PROBLEM TO WORK ON: Copy out all lines that hold "screenshot".

----------

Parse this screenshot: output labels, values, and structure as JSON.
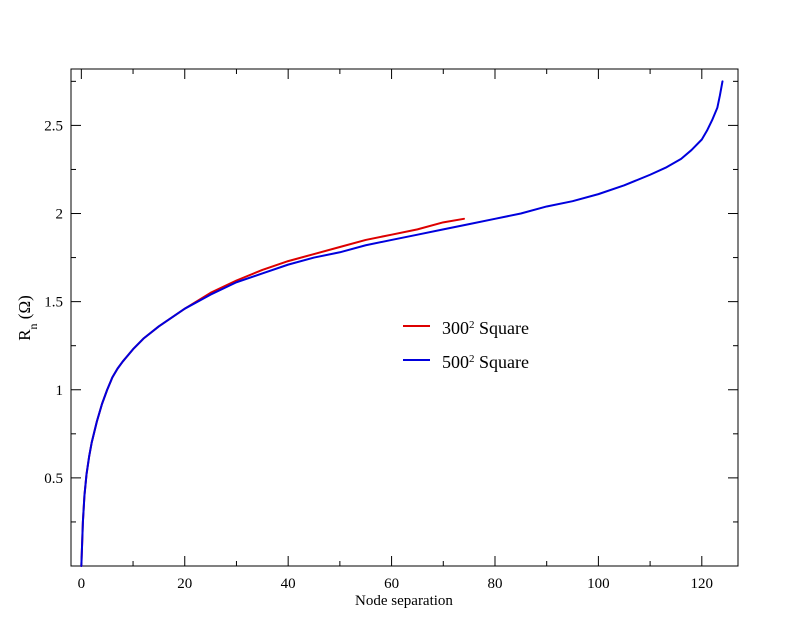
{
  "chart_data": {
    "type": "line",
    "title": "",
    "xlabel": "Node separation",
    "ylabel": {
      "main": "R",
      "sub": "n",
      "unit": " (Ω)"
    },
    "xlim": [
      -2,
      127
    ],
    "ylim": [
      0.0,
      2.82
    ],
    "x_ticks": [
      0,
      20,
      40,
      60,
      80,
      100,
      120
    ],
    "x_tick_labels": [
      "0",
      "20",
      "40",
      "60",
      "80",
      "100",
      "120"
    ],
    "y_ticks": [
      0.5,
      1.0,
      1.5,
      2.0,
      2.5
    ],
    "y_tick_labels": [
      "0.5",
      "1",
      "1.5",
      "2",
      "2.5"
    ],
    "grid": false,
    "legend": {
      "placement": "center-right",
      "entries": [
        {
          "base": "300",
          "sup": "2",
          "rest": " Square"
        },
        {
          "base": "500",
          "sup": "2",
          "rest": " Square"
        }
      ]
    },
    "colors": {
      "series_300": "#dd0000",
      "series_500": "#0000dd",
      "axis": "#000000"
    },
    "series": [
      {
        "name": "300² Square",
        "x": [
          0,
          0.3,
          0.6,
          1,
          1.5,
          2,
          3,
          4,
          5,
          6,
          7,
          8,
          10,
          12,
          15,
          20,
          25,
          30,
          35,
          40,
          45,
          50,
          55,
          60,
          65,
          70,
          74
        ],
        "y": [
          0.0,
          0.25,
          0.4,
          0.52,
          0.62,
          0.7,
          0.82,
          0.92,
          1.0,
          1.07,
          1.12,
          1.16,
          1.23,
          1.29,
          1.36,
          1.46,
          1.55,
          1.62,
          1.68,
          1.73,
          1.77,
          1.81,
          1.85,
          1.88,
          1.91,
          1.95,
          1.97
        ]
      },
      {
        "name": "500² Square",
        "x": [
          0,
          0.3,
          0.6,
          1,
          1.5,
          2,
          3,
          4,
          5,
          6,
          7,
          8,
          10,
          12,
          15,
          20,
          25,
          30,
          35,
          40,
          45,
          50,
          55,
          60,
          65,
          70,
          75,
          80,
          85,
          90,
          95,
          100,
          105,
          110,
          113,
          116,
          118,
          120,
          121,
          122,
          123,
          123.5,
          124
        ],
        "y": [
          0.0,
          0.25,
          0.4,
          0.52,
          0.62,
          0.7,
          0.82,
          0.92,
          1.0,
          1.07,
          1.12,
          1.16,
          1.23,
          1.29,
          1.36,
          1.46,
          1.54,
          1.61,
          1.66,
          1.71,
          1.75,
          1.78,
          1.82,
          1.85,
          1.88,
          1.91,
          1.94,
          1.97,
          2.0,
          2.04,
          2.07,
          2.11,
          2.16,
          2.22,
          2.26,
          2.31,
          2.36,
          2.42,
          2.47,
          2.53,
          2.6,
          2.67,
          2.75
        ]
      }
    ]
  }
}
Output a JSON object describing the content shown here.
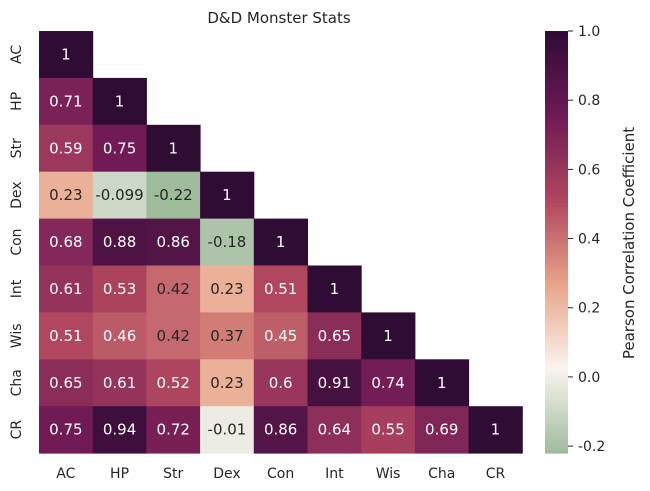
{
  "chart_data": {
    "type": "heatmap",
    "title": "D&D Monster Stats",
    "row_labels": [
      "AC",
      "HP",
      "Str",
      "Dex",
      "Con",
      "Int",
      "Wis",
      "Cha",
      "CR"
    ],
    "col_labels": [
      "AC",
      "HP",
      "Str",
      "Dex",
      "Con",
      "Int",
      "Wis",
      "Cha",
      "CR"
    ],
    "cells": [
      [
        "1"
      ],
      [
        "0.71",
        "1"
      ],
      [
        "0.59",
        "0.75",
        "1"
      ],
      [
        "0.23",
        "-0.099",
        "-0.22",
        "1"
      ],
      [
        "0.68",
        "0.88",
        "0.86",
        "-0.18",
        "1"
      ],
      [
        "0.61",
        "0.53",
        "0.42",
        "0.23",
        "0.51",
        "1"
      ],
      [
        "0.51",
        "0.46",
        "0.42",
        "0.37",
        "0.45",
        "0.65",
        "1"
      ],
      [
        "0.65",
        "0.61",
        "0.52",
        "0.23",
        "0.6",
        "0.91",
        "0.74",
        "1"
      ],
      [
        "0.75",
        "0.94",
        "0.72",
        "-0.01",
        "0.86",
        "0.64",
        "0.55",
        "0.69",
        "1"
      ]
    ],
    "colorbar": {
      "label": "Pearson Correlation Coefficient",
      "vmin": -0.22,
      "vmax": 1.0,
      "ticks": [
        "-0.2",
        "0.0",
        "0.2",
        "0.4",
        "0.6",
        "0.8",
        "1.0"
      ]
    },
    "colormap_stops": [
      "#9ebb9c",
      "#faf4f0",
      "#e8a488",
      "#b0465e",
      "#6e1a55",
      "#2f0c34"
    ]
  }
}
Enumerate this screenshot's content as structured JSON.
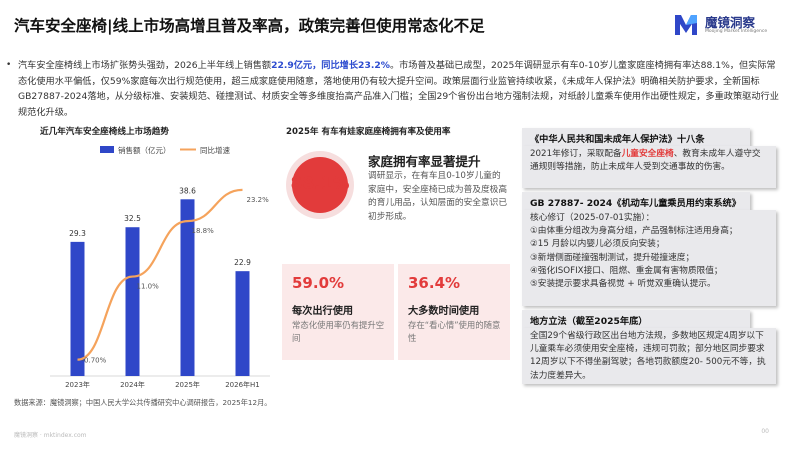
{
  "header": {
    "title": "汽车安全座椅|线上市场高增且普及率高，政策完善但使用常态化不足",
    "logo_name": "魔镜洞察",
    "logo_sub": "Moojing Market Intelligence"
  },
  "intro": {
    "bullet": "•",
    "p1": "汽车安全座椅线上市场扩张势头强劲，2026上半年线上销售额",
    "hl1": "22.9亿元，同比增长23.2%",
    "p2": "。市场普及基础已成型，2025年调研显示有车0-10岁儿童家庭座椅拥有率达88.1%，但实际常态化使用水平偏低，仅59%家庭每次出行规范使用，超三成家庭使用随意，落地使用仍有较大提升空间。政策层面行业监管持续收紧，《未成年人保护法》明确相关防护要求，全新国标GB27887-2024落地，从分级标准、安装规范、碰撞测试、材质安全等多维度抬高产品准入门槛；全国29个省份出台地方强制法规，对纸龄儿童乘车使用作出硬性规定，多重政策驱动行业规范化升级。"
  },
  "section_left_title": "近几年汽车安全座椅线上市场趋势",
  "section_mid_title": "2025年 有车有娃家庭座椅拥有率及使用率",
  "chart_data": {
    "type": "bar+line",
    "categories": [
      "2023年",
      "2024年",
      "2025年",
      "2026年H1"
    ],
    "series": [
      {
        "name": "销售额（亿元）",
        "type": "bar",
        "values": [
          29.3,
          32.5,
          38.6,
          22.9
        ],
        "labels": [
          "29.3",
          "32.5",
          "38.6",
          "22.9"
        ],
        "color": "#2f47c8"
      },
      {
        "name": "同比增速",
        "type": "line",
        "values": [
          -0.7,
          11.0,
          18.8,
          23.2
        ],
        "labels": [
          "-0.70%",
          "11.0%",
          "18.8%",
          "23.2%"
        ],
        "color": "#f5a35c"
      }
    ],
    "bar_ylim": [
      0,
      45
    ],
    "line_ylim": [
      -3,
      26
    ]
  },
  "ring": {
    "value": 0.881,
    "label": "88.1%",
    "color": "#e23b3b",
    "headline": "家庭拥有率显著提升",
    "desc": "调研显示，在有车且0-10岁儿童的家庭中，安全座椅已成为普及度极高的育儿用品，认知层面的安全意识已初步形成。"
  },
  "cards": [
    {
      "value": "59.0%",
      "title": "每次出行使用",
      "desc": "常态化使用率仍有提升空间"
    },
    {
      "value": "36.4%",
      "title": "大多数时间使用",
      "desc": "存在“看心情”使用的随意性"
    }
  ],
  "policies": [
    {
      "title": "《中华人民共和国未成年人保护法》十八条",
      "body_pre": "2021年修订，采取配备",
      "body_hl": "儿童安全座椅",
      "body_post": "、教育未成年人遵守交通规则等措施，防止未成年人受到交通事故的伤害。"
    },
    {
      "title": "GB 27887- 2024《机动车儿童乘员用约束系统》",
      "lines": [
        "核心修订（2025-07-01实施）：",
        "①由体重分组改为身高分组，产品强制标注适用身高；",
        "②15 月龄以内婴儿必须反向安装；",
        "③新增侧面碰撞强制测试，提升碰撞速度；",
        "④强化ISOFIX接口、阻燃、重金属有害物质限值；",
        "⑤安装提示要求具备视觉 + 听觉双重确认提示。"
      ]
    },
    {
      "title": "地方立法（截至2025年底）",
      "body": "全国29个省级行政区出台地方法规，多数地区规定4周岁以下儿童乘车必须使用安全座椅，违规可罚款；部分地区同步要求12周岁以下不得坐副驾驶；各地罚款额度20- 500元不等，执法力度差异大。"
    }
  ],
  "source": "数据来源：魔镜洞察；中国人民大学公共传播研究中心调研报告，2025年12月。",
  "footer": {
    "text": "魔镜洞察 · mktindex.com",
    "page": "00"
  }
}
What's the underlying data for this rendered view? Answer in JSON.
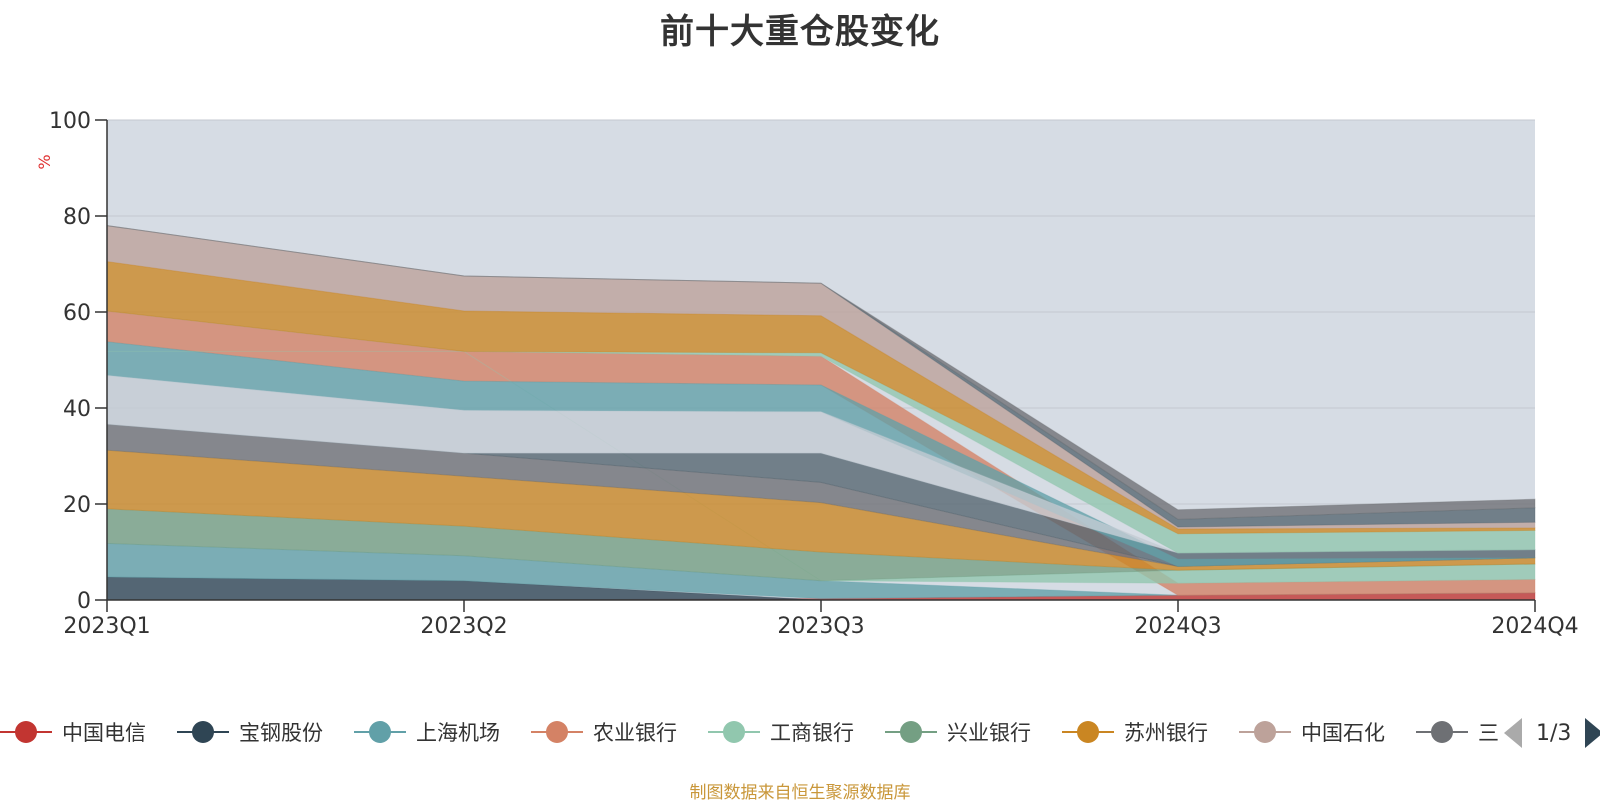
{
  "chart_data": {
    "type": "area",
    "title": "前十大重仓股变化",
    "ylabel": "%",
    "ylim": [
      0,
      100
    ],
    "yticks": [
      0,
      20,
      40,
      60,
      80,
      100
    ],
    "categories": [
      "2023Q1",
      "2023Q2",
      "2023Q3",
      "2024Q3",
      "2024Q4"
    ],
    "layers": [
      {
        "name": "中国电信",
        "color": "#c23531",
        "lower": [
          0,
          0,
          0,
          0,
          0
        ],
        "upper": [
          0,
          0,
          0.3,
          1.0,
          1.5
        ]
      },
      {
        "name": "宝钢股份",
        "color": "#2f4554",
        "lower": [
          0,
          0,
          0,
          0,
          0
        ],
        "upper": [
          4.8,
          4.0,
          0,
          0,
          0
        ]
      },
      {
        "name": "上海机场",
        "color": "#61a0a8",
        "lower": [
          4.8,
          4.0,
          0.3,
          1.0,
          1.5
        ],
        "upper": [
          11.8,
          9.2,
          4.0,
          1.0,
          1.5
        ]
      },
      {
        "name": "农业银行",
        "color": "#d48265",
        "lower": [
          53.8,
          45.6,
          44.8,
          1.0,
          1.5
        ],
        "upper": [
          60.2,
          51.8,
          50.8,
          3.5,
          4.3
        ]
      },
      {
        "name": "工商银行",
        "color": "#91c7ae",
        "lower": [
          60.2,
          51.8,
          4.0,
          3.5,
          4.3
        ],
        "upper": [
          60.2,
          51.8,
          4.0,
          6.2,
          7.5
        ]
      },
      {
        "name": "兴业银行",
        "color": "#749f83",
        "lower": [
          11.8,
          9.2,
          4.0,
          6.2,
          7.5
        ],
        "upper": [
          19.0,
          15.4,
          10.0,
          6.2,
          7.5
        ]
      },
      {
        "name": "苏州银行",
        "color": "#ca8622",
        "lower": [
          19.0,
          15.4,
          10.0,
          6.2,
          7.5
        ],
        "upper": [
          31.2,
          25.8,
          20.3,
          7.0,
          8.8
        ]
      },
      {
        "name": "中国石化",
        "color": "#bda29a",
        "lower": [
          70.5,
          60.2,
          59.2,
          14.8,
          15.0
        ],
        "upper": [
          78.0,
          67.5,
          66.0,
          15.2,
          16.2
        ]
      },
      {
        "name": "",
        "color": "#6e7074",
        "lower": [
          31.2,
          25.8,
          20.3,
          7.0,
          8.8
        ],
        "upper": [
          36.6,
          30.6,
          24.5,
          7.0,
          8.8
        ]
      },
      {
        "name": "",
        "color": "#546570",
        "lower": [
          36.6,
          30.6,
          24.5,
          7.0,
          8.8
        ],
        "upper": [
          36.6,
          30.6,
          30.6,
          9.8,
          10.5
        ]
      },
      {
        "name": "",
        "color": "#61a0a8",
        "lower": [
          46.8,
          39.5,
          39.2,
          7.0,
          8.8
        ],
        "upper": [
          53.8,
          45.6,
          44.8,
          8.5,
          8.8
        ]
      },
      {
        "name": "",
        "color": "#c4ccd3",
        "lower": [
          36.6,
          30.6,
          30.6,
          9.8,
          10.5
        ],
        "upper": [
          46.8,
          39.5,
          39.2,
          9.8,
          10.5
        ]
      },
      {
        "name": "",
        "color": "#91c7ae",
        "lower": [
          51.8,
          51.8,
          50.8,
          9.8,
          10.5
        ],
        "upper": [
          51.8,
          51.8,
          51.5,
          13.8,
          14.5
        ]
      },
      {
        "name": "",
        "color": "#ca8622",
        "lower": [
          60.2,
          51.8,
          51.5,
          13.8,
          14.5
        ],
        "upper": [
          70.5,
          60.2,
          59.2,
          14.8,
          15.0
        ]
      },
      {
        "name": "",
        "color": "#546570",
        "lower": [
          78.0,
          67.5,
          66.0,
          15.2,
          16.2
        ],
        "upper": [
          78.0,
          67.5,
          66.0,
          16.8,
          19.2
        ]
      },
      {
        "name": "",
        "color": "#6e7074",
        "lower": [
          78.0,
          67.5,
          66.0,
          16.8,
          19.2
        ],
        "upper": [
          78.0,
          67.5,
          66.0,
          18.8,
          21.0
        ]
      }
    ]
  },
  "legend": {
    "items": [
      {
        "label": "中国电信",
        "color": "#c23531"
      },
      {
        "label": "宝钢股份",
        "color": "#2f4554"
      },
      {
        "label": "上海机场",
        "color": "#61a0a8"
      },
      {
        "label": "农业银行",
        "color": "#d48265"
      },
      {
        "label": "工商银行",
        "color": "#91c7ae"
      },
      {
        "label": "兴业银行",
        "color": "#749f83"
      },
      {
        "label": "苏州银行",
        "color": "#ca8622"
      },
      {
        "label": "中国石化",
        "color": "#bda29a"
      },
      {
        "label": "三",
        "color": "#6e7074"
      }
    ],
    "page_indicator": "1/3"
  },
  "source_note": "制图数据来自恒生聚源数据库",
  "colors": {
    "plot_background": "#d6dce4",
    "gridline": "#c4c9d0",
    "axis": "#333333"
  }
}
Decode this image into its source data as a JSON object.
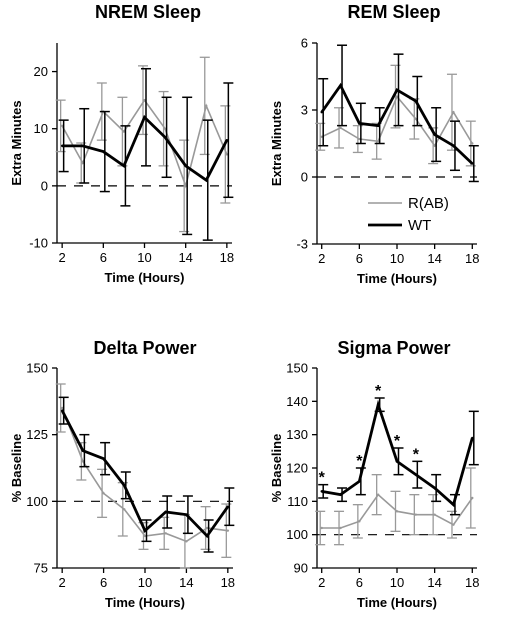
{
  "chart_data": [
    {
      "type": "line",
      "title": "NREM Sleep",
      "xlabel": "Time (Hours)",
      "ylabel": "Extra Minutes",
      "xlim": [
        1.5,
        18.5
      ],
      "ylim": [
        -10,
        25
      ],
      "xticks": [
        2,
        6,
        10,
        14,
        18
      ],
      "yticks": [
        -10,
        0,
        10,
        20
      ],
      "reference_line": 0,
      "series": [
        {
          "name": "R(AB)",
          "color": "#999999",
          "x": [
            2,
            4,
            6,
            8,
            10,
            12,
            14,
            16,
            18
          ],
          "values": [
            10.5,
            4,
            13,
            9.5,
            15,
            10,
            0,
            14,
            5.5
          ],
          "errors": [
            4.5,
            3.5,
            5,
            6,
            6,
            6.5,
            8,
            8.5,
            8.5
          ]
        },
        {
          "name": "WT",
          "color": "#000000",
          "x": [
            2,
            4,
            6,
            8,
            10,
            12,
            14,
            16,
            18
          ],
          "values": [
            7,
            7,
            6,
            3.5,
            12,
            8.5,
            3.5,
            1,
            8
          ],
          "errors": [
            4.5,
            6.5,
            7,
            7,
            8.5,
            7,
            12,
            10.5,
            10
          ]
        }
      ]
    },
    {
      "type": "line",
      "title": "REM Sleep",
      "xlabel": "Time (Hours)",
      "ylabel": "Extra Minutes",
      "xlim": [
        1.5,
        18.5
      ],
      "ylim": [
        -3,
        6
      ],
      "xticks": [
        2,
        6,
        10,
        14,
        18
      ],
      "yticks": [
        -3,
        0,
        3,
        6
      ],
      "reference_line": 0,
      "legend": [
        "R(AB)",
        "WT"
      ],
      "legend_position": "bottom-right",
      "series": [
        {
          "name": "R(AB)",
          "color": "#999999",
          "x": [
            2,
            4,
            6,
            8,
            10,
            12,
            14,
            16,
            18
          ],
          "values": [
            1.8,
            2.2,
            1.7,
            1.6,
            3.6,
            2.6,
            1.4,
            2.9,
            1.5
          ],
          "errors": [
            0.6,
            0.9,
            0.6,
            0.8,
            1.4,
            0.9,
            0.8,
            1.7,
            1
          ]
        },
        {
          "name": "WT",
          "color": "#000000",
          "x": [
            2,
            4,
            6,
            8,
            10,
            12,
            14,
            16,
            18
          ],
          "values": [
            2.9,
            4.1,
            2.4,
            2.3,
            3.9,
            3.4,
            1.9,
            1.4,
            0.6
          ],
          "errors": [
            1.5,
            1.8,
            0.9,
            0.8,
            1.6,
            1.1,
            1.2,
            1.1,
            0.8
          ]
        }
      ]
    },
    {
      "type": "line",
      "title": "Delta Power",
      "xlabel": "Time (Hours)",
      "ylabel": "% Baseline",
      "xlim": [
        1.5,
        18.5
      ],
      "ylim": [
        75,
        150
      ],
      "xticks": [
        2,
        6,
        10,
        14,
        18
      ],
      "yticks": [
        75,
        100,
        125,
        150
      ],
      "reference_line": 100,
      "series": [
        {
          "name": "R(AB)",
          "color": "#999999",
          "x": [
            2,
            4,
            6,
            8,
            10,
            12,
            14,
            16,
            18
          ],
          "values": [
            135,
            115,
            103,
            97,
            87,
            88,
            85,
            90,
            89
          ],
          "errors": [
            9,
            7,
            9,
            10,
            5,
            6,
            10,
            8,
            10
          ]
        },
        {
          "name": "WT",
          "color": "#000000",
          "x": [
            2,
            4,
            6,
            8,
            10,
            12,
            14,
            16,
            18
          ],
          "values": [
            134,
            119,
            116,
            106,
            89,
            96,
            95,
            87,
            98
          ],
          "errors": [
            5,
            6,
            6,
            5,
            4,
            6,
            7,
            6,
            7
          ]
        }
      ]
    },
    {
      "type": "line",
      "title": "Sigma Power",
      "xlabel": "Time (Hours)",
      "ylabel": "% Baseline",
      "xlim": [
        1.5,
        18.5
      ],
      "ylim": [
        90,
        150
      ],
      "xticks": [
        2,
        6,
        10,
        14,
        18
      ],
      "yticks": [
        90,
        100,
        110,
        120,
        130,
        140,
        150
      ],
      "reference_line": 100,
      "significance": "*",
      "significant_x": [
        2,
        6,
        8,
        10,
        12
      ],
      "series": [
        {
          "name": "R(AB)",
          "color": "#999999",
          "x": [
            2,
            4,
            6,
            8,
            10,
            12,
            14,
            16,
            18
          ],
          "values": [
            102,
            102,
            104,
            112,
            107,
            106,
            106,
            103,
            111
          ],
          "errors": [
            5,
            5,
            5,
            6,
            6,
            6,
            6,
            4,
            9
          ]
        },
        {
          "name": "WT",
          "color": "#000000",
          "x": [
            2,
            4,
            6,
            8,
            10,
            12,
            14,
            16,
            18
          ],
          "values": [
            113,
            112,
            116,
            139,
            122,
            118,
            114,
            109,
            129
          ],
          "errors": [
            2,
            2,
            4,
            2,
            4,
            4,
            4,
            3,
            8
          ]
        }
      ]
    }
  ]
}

----------

EXERCISE SOLUTION:
Parse this screenshot: output labels, values, and structure as JSON.
Enumerate this screenshot's content as structured JSON.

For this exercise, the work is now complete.